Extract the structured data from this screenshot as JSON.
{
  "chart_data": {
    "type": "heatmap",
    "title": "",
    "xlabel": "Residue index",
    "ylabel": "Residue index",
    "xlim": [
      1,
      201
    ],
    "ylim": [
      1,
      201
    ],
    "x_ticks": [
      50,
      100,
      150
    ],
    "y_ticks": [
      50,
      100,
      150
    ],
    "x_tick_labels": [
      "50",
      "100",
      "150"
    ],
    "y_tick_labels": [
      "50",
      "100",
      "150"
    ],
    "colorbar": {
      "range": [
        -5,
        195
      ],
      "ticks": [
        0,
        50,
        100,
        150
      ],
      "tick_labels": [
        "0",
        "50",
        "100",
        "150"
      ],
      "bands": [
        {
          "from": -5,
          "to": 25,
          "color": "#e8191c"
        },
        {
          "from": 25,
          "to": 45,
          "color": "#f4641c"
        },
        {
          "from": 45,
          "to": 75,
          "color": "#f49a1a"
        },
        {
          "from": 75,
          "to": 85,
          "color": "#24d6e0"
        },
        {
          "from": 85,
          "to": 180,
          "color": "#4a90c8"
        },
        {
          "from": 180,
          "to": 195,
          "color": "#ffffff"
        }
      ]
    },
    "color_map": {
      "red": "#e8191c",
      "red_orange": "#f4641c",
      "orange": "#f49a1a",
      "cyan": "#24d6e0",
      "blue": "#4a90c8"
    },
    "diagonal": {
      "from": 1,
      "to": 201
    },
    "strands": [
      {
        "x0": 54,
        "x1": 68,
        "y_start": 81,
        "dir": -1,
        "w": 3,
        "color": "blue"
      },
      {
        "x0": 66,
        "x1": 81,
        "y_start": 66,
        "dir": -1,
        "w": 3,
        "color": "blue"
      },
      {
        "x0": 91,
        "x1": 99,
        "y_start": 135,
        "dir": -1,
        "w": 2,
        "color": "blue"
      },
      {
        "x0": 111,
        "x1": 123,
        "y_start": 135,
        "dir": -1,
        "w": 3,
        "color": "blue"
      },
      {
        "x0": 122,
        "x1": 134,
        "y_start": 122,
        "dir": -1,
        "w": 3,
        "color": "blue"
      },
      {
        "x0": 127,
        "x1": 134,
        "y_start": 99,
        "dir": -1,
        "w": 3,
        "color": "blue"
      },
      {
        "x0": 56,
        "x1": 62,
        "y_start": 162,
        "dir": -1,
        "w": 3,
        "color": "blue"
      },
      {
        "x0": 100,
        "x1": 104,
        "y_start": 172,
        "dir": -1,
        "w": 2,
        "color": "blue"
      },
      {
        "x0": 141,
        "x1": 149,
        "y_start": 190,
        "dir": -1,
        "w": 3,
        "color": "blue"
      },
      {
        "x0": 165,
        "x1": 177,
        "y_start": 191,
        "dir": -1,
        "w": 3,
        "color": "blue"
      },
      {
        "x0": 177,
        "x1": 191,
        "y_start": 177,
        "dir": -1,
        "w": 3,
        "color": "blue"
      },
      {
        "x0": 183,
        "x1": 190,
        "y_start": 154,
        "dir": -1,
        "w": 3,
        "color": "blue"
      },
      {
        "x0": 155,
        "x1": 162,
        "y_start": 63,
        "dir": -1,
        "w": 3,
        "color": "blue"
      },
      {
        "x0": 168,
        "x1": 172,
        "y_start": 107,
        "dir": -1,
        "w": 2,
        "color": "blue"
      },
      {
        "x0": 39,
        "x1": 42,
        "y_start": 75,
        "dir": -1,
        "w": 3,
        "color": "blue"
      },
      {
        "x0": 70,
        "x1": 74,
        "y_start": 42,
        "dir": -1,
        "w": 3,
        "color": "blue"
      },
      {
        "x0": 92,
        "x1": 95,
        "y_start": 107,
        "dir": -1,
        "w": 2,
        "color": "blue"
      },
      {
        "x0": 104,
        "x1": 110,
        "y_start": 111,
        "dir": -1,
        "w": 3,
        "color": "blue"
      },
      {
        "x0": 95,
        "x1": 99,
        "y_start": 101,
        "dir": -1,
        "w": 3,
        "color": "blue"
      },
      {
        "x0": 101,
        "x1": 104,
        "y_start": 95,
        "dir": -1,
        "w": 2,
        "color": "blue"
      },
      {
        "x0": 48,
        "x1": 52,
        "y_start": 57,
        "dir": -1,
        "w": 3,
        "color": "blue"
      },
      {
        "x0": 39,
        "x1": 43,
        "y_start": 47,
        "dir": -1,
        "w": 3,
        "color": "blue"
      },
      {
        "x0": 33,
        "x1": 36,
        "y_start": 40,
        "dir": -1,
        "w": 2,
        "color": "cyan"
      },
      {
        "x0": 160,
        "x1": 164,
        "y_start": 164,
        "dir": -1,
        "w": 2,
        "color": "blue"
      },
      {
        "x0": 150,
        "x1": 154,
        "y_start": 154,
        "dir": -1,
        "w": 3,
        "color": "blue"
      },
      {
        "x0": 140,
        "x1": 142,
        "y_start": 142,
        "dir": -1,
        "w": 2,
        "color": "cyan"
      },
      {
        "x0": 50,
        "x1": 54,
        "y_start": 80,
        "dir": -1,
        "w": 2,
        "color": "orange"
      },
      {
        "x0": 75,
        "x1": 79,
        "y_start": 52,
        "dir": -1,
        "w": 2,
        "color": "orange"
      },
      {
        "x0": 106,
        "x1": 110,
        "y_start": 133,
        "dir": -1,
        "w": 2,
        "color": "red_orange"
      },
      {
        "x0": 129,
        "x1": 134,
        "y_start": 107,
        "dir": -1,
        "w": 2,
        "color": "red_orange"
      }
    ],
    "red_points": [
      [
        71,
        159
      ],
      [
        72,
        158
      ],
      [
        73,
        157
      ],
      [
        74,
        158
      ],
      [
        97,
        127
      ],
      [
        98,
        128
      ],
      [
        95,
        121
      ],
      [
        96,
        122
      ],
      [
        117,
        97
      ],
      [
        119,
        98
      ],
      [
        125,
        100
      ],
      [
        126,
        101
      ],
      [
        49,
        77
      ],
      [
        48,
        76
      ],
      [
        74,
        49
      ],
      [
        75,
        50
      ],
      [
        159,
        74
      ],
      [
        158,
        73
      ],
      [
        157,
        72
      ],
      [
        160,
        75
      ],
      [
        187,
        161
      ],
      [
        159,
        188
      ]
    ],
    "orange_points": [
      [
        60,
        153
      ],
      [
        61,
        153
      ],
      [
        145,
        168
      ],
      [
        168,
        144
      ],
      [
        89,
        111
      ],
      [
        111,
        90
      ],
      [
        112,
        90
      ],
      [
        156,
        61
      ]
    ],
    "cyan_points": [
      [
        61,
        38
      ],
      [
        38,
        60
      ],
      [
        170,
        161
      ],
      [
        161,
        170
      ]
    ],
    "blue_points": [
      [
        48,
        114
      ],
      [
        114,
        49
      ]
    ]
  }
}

Task brief
Please repeat the listing exactly, with nothing left out.

Response to this exercise
Extract the structured data from this screenshot as JSON.
{
  "chart_data": {
    "type": "heatmap",
    "title": "",
    "xlabel": "Residue index",
    "ylabel": "Residue index",
    "xlim": [
      1,
      201
    ],
    "ylim": [
      1,
      201
    ],
    "x_ticks": [
      50,
      100,
      150
    ],
    "y_ticks": [
      50,
      100,
      150
    ],
    "x_tick_labels": [
      "50",
      "100",
      "150"
    ],
    "y_tick_labels": [
      "50",
      "100",
      "150"
    ],
    "colorbar": {
      "range": [
        -5,
        195
      ],
      "ticks": [
        0,
        50,
        100,
        150
      ],
      "tick_labels": [
        "0",
        "50",
        "100",
        "150"
      ],
      "bands": [
        {
          "from": -5,
          "to": 25,
          "color": "#e8191c"
        },
        {
          "from": 25,
          "to": 45,
          "color": "#f4641c"
        },
        {
          "from": 45,
          "to": 75,
          "color": "#f49a1a"
        },
        {
          "from": 75,
          "to": 85,
          "color": "#24d6e0"
        },
        {
          "from": 85,
          "to": 180,
          "color": "#4a90c8"
        },
        {
          "from": 180,
          "to": 195,
          "color": "#ffffff"
        }
      ]
    },
    "color_map": {
      "red": "#e8191c",
      "red_orange": "#f4641c",
      "orange": "#f49a1a",
      "cyan": "#24d6e0",
      "blue": "#4a90c8"
    },
    "diagonal": {
      "from": 1,
      "to": 201
    },
    "strands": [
      {
        "x0": 54,
        "x1": 68,
        "y_start": 81,
        "dir": -1,
        "w": 3,
        "color": "blue"
      },
      {
        "x0": 66,
        "x1": 81,
        "y_start": 66,
        "dir": -1,
        "w": 3,
        "color": "blue"
      },
      {
        "x0": 91,
        "x1": 99,
        "y_start": 135,
        "dir": -1,
        "w": 2,
        "color": "blue"
      },
      {
        "x0": 111,
        "x1": 123,
        "y_start": 135,
        "dir": -1,
        "w": 3,
        "color": "blue"
      },
      {
        "x0": 122,
        "x1": 134,
        "y_start": 122,
        "dir": -1,
        "w": 3,
        "color": "blue"
      },
      {
        "x0": 127,
        "x1": 134,
        "y_start": 99,
        "dir": -1,
        "w": 3,
        "color": "blue"
      },
      {
        "x0": 56,
        "x1": 62,
        "y_start": 162,
        "dir": -1,
        "w": 3,
        "color": "blue"
      },
      {
        "x0": 100,
        "x1": 104,
        "y_start": 172,
        "dir": -1,
        "w": 2,
        "color": "blue"
      },
      {
        "x0": 141,
        "x1": 149,
        "y_start": 190,
        "dir": -1,
        "w": 3,
        "color": "blue"
      },
      {
        "x0": 165,
        "x1": 177,
        "y_start": 191,
        "dir": -1,
        "w": 3,
        "color": "blue"
      },
      {
        "x0": 177,
        "x1": 191,
        "y_start": 177,
        "dir": -1,
        "w": 3,
        "color": "blue"
      },
      {
        "x0": 183,
        "x1": 190,
        "y_start": 154,
        "dir": -1,
        "w": 3,
        "color": "blue"
      },
      {
        "x0": 155,
        "x1": 162,
        "y_start": 63,
        "dir": -1,
        "w": 3,
        "color": "blue"
      },
      {
        "x0": 168,
        "x1": 172,
        "y_start": 107,
        "dir": -1,
        "w": 2,
        "color": "blue"
      },
      {
        "x0": 39,
        "x1": 42,
        "y_start": 75,
        "dir": -1,
        "w": 3,
        "color": "blue"
      },
      {
        "x0": 70,
        "x1": 74,
        "y_start": 42,
        "dir": -1,
        "w": 3,
        "color": "blue"
      },
      {
        "x0": 92,
        "x1": 95,
        "y_start": 107,
        "dir": -1,
        "w": 2,
        "color": "blue"
      },
      {
        "x0": 104,
        "x1": 110,
        "y_start": 111,
        "dir": -1,
        "w": 3,
        "color": "blue"
      },
      {
        "x0": 95,
        "x1": 99,
        "y_start": 101,
        "dir": -1,
        "w": 3,
        "color": "blue"
      },
      {
        "x0": 101,
        "x1": 104,
        "y_start": 95,
        "dir": -1,
        "w": 2,
        "color": "blue"
      },
      {
        "x0": 48,
        "x1": 52,
        "y_start": 57,
        "dir": -1,
        "w": 3,
        "color": "blue"
      },
      {
        "x0": 39,
        "x1": 43,
        "y_start": 47,
        "dir": -1,
        "w": 3,
        "color": "blue"
      },
      {
        "x0": 33,
        "x1": 36,
        "y_start": 40,
        "dir": -1,
        "w": 2,
        "color": "cyan"
      },
      {
        "x0": 160,
        "x1": 164,
        "y_start": 164,
        "dir": -1,
        "w": 2,
        "color": "blue"
      },
      {
        "x0": 150,
        "x1": 154,
        "y_start": 154,
        "dir": -1,
        "w": 3,
        "color": "blue"
      },
      {
        "x0": 140,
        "x1": 142,
        "y_start": 142,
        "dir": -1,
        "w": 2,
        "color": "cyan"
      },
      {
        "x0": 50,
        "x1": 54,
        "y_start": 80,
        "dir": -1,
        "w": 2,
        "color": "orange"
      },
      {
        "x0": 75,
        "x1": 79,
        "y_start": 52,
        "dir": -1,
        "w": 2,
        "color": "orange"
      },
      {
        "x0": 106,
        "x1": 110,
        "y_start": 133,
        "dir": -1,
        "w": 2,
        "color": "red_orange"
      },
      {
        "x0": 129,
        "x1": 134,
        "y_start": 107,
        "dir": -1,
        "w": 2,
        "color": "red_orange"
      }
    ],
    "red_points": [
      [
        71,
        159
      ],
      [
        72,
        158
      ],
      [
        73,
        157
      ],
      [
        74,
        158
      ],
      [
        97,
        127
      ],
      [
        98,
        128
      ],
      [
        95,
        121
      ],
      [
        96,
        122
      ],
      [
        117,
        97
      ],
      [
        119,
        98
      ],
      [
        125,
        100
      ],
      [
        126,
        101
      ],
      [
        49,
        77
      ],
      [
        48,
        76
      ],
      [
        74,
        49
      ],
      [
        75,
        50
      ],
      [
        159,
        74
      ],
      [
        158,
        73
      ],
      [
        157,
        72
      ],
      [
        160,
        75
      ],
      [
        187,
        161
      ],
      [
        159,
        188
      ]
    ],
    "orange_points": [
      [
        60,
        153
      ],
      [
        61,
        153
      ],
      [
        145,
        168
      ],
      [
        168,
        144
      ],
      [
        89,
        111
      ],
      [
        111,
        90
      ],
      [
        112,
        90
      ],
      [
        156,
        61
      ]
    ],
    "cyan_points": [
      [
        61,
        38
      ],
      [
        38,
        60
      ],
      [
        170,
        161
      ],
      [
        161,
        170
      ]
    ],
    "blue_points": [
      [
        48,
        114
      ],
      [
        114,
        49
      ]
    ]
  }
}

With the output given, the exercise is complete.